MARC PANTHER

Globe-Trotters Journal

TORUのぽかぽかブログ faces places Vol.3 part2

イラストレータand BARマスター TORU

ゲイフレンドリーの

Barぽかぽか屋では、週に数人ですが海外の方がこられます。海外ではいろいろ日本と異なる形の生活スタイルが存在するそうです。

拙い英語で彼らの話をきいてると心がほっこりぽかぽかします。

今回のシチュエーションは昔の思い出です。

◆faces 幼いころの僕や友達🐨

◆place 幼稚園

 

(※前回読まれた方は続きまで飛ばしてください)

52歳になった今でも、あの幼稚園の出来事を忘れることはできない。

5歳のとおるにとって、幼稚園は楽しい場所だった。みんなが笑顔で遊び、毎日が冒険の連続だった。先生の優しい声、友達の笑い声、砂場で作った山や泥だんご――すべてが輝いていた。

 

ところが、九月の終わり、とおるは風邪をひいてしまった。たった三日間休んだだけ。月曜日から水曜日までの三日間。ほんの少しの間、幼稚園を離れただけだった。

木曜日の朝、とおるは久しぶりの幼稚園に少しワクワクしながら向かった。久しぶりにみんなと遊べる。きっと「おかえり!」と迎えてくれる。そんな期待を胸に、園の門をくぐった。
━━━
**記述課題 A**
ブログ記事の「Globe-Trotters Journal」から始まり「拙い英語で彼らの話をきいてると心がほっこりぽかぽかします。」までの部分を、「拙い英語」を「片言の英語」に置き換えて書き出してください。
ブログ記事と記録は、それぞれ別の出典から採られたものです。
━━━
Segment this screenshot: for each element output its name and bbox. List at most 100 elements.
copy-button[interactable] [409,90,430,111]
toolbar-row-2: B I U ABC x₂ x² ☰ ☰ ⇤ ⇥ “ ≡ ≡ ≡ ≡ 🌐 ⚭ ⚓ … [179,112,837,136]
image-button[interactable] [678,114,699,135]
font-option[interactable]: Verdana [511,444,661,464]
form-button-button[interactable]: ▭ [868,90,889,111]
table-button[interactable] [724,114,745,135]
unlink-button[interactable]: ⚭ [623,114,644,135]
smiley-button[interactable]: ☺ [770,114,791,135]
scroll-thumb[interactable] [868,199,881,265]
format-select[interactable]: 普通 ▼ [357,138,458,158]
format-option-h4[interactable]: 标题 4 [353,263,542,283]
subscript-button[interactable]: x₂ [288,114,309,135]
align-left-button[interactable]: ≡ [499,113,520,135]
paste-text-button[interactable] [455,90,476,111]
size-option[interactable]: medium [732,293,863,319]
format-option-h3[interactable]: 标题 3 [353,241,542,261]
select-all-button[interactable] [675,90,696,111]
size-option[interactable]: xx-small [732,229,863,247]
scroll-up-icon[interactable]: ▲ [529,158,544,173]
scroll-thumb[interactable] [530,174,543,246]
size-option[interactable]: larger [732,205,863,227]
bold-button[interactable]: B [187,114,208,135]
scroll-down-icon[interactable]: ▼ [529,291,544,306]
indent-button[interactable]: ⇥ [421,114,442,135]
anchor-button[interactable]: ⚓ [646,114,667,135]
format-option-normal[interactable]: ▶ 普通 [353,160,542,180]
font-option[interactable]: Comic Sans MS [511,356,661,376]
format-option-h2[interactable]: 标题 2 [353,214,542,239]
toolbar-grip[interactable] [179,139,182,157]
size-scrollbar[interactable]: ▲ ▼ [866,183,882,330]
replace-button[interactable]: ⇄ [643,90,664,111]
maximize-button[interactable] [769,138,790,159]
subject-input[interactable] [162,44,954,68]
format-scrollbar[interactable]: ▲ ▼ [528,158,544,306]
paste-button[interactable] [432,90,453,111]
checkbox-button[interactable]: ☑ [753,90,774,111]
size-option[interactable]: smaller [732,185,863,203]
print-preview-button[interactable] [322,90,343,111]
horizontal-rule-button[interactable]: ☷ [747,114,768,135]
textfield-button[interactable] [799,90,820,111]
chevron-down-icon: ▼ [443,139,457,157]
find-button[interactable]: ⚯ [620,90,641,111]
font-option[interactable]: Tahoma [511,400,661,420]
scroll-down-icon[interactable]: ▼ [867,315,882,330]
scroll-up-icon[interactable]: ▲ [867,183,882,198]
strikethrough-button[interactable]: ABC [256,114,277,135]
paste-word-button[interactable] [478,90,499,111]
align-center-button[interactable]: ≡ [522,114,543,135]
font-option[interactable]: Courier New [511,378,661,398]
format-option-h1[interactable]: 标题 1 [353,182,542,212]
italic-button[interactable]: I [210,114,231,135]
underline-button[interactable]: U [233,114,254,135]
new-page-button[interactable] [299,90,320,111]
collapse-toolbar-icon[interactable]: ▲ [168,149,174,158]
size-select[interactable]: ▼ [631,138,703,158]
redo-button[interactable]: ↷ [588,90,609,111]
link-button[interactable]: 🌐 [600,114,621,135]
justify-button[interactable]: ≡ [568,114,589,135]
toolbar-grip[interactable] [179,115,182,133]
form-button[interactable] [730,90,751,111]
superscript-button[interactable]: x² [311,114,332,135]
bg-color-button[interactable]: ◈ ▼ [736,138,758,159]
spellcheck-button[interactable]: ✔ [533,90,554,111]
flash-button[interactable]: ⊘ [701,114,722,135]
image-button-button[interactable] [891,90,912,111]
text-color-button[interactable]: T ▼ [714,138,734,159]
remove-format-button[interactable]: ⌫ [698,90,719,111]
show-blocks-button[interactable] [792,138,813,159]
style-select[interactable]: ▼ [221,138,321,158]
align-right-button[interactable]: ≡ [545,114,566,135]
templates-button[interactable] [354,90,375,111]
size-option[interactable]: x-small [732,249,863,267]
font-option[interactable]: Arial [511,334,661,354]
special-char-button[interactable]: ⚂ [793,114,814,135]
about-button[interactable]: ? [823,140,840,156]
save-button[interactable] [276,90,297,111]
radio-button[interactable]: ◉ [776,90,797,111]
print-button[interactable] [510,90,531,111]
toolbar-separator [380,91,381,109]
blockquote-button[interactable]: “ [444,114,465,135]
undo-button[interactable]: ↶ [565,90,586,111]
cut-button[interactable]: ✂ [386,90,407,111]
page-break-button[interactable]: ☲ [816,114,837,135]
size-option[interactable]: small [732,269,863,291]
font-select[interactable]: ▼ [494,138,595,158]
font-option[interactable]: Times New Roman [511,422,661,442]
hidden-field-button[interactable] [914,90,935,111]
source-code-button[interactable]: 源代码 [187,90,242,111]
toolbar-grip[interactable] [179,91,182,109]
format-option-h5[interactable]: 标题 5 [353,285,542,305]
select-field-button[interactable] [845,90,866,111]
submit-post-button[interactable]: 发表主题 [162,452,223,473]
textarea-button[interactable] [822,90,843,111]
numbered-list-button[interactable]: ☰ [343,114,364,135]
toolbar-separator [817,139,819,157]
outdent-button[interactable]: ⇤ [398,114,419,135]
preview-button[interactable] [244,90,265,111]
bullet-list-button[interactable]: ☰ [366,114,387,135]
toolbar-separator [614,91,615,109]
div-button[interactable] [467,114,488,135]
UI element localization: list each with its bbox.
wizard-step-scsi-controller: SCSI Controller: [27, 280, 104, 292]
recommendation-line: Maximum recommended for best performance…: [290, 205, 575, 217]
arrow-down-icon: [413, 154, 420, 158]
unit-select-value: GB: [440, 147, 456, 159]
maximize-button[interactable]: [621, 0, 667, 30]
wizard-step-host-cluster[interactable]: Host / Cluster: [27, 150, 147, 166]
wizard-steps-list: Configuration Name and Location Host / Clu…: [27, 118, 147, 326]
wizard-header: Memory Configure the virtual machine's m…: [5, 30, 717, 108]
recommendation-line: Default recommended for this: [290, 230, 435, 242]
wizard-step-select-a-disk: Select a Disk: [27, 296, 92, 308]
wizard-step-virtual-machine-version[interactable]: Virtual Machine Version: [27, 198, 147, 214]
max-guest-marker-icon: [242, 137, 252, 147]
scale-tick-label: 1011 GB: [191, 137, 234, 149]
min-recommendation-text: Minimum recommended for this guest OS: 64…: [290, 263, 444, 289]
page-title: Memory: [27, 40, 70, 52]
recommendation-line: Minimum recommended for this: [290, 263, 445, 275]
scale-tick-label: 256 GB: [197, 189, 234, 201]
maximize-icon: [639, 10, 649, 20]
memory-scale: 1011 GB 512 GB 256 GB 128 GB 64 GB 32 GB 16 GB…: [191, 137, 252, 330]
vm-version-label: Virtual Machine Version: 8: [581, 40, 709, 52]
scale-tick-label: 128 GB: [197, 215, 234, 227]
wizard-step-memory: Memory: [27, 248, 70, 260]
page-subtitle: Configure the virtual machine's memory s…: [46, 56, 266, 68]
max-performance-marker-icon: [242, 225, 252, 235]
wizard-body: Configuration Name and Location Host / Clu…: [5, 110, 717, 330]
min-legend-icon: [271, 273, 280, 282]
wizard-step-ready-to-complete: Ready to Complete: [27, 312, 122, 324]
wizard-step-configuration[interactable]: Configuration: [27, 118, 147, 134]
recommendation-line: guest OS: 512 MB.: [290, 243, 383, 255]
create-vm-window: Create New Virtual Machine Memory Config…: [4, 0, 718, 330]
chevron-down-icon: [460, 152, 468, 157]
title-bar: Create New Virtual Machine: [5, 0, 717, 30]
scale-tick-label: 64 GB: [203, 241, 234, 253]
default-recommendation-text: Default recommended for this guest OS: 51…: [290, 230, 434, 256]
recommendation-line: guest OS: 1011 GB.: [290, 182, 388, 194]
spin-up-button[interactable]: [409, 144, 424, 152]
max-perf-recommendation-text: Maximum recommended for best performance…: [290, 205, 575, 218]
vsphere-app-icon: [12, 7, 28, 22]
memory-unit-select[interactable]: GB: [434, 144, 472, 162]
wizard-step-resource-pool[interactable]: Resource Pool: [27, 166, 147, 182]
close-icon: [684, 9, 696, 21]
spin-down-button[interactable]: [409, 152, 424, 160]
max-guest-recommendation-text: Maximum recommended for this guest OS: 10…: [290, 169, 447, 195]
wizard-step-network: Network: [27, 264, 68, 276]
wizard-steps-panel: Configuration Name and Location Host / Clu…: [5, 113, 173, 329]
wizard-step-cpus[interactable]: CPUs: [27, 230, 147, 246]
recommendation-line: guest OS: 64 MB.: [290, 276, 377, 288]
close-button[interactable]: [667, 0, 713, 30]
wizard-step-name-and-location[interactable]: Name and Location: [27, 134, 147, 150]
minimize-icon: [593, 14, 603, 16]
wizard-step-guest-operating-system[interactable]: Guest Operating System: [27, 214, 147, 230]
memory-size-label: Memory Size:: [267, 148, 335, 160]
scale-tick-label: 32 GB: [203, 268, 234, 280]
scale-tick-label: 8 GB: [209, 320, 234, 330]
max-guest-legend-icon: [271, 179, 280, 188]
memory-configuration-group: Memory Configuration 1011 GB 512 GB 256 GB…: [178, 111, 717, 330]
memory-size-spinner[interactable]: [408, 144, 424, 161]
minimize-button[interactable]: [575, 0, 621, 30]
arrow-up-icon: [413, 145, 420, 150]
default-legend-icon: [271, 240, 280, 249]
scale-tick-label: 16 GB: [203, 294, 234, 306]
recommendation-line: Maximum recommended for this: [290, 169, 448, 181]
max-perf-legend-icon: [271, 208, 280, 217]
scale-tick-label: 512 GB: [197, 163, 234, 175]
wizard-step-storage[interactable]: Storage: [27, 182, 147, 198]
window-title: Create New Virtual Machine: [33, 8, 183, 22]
━━━
**記述課題 B**
記録の先頭行から「format-option-h3[interactable]: 标题 3」を含む行までを、両端の行も含めて一字一句違えずに書き写してください。

**課題の解答 A**
Globe-Trotters Journal

TORUのぽかぽかブログ faces places Vol.3 part2

イラストレータand BARマスター TORU

ゲイフレンドリーの

Barぽかぽか屋では、週に数人ですが海外の方がこられます。海外ではいろいろ日本と異なる形の生活スタイルが存在するそうです。

片言の英語で彼らの話をきいてると心がほっこりぽかぽかします。

**課題の解答 B**
Segment this screenshot: for each element output its name and bbox. List at most 100 elements.
copy-button[interactable] [409,90,430,111]
toolbar-row-2: B I U ABC x₂ x² ☰ ☰ ⇤ ⇥ “ ≡ ≡ ≡ ≡ 🌐 ⚭ ⚓ … [179,112,837,136]
image-button[interactable] [678,114,699,135]
font-option[interactable]: Verdana [511,444,661,464]
form-button-button[interactable]: ▭ [868,90,889,111]
table-button[interactable] [724,114,745,135]
unlink-button[interactable]: ⚭ [623,114,644,135]
smiley-button[interactable]: ☺ [770,114,791,135]
scroll-thumb[interactable] [868,199,881,265]
format-select[interactable]: 普通 ▼ [357,138,458,158]
format-option-h4[interactable]: 标题 4 [353,263,542,283]
subscript-button[interactable]: x₂ [288,114,309,135]
align-left-button[interactable]: ≡ [499,113,520,135]
paste-text-button[interactable] [455,90,476,111]
size-option[interactable]: medium [732,293,863,319]
format-option-h3[interactable]: 标题 3 [353,241,542,261]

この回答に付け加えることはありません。